• **Set exercise**
Copy every line of the data in which the word "color" occurs.
+-------+
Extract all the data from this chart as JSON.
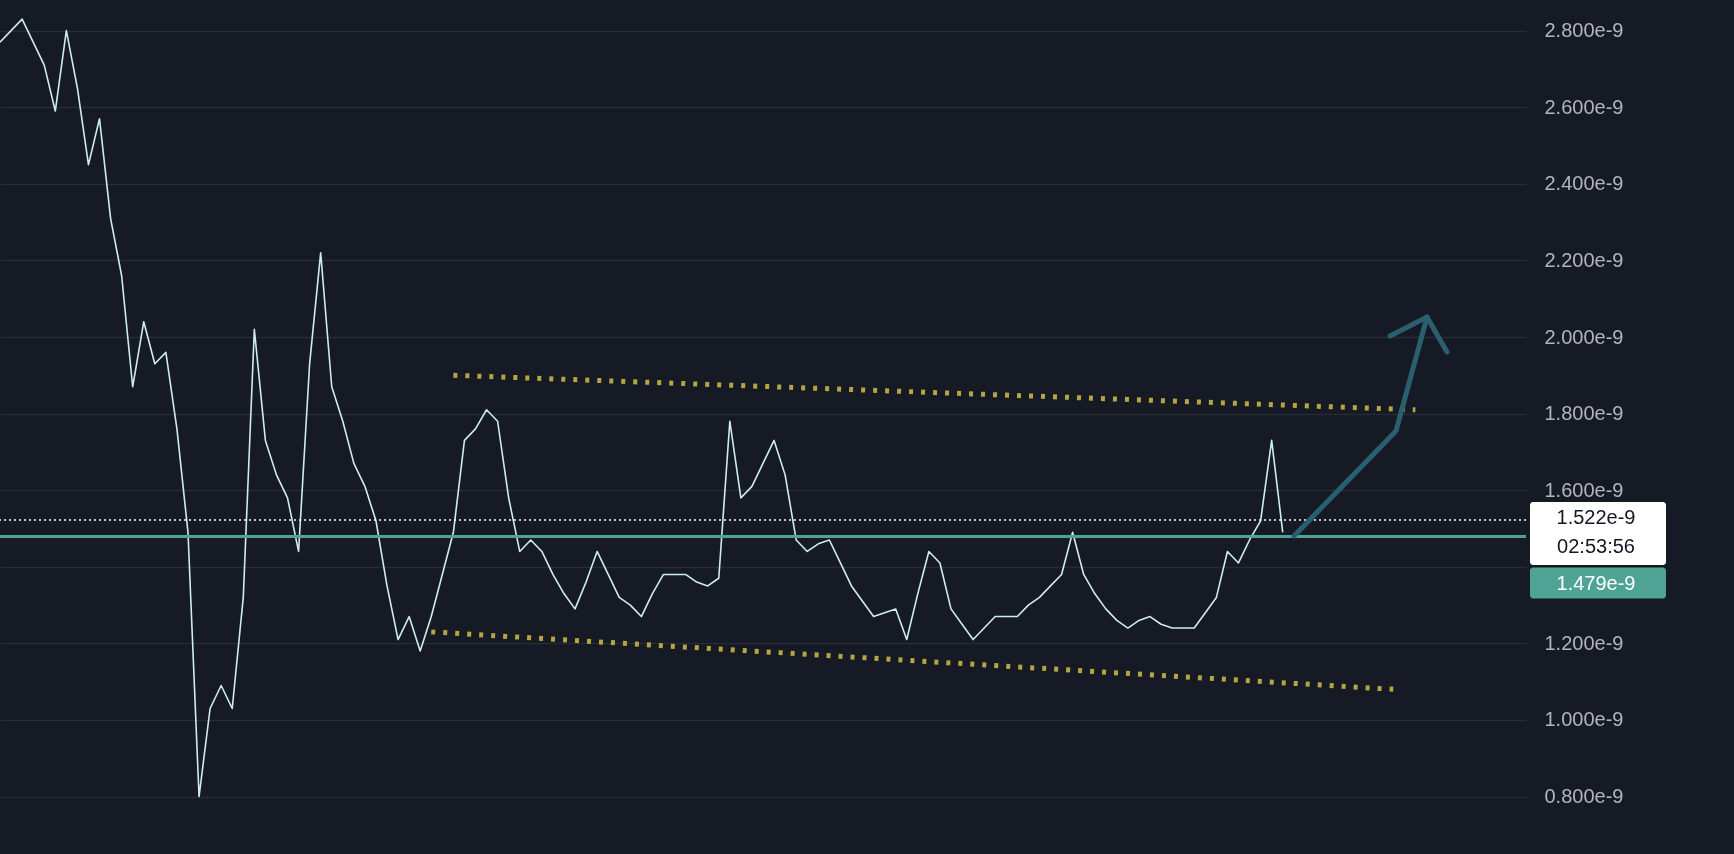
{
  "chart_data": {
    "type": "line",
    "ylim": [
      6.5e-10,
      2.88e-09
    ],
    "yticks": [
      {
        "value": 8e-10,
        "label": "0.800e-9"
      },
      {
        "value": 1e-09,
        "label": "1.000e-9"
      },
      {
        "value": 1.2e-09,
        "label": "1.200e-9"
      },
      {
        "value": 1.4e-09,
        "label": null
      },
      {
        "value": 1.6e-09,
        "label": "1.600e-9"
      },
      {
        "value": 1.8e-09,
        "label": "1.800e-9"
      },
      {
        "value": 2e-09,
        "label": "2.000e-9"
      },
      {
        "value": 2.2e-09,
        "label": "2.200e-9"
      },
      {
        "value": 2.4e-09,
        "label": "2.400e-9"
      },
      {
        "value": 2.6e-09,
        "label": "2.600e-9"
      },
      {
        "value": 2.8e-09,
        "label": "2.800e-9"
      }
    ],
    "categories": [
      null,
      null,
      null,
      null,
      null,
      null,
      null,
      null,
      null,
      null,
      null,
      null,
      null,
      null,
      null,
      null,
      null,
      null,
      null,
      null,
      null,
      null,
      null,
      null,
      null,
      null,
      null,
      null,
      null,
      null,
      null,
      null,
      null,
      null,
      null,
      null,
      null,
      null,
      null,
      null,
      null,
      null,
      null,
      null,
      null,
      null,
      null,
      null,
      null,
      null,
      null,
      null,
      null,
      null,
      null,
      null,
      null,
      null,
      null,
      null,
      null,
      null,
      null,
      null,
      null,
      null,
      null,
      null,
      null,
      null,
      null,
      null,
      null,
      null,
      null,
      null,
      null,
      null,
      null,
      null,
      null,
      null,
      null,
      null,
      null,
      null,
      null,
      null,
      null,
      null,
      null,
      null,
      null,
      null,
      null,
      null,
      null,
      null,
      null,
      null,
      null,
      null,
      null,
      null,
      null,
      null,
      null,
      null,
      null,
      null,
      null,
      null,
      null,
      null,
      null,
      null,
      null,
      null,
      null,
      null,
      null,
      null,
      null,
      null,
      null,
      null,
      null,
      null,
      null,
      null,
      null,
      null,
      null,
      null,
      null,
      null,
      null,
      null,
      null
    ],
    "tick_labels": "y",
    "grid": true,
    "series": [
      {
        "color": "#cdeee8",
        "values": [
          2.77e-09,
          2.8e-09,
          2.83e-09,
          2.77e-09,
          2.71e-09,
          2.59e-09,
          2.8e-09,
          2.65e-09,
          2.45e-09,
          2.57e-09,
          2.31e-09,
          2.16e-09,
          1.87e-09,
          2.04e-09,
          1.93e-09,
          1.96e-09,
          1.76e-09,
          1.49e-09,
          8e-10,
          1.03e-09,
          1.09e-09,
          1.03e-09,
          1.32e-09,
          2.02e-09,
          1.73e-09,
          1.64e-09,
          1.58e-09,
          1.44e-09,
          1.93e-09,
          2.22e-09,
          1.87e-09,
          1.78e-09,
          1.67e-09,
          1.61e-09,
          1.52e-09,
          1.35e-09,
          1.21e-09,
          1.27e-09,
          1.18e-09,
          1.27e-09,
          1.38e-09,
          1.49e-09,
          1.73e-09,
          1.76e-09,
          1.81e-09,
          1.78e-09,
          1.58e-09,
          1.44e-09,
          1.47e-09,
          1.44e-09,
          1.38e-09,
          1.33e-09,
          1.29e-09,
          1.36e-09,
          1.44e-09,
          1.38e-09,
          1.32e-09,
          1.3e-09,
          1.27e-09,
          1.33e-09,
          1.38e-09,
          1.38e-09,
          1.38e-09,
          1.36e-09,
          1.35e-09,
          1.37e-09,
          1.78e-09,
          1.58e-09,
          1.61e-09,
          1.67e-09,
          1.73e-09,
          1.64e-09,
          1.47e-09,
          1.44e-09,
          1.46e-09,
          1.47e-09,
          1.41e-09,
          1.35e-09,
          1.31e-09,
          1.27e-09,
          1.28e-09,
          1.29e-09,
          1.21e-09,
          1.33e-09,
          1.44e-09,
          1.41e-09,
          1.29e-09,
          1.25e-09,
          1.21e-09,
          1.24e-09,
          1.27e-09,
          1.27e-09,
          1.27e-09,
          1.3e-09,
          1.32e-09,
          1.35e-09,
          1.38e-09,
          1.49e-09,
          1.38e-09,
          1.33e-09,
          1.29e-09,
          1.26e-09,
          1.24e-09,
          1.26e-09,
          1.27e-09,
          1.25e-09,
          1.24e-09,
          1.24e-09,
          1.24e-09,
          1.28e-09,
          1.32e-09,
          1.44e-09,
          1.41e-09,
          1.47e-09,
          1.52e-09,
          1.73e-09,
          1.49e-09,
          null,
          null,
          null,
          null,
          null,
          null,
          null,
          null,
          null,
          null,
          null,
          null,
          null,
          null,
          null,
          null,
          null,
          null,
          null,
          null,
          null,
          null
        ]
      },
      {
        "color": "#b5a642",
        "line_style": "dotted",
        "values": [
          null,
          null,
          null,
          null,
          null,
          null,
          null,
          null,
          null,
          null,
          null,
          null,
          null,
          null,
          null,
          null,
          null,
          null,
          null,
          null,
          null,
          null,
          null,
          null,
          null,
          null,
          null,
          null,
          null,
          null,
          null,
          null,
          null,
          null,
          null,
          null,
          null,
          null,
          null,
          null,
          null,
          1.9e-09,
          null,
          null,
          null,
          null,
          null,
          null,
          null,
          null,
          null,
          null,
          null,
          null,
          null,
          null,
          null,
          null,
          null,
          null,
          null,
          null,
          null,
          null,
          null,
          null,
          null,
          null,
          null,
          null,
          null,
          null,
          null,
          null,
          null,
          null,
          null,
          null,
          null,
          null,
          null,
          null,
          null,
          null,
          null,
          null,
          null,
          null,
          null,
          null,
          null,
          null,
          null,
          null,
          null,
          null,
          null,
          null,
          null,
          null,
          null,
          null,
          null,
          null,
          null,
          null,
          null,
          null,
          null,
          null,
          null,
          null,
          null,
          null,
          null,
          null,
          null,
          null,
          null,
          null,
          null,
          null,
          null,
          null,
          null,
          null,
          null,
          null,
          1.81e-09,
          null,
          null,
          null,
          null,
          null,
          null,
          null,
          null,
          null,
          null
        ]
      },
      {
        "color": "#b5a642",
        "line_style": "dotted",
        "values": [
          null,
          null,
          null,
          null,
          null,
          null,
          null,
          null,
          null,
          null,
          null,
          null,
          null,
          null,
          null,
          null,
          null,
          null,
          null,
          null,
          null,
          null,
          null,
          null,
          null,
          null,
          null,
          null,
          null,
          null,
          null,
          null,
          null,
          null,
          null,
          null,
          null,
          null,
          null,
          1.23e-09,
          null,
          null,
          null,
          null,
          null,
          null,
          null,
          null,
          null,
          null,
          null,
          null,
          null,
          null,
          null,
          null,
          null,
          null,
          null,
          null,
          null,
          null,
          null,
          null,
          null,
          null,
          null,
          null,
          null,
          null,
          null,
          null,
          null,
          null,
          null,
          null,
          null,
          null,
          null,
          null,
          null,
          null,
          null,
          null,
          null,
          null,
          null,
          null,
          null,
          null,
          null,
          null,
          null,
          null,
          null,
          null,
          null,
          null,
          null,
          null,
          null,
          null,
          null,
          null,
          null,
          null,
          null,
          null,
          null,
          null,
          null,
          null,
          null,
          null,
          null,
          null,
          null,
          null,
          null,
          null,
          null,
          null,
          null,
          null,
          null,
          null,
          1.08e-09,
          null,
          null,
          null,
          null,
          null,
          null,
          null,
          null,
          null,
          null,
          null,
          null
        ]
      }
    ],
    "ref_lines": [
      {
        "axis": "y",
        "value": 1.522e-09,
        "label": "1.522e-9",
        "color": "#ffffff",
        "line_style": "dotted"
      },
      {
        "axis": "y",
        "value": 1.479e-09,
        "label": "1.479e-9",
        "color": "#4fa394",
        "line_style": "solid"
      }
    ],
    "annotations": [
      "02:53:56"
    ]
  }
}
+-------+
• **Full response**
        "color": "#cdeee8",
        "color": "#b5a642",
        "color": "#b5a642",
        "color": "#ffffff",
        "color": "#4fa394",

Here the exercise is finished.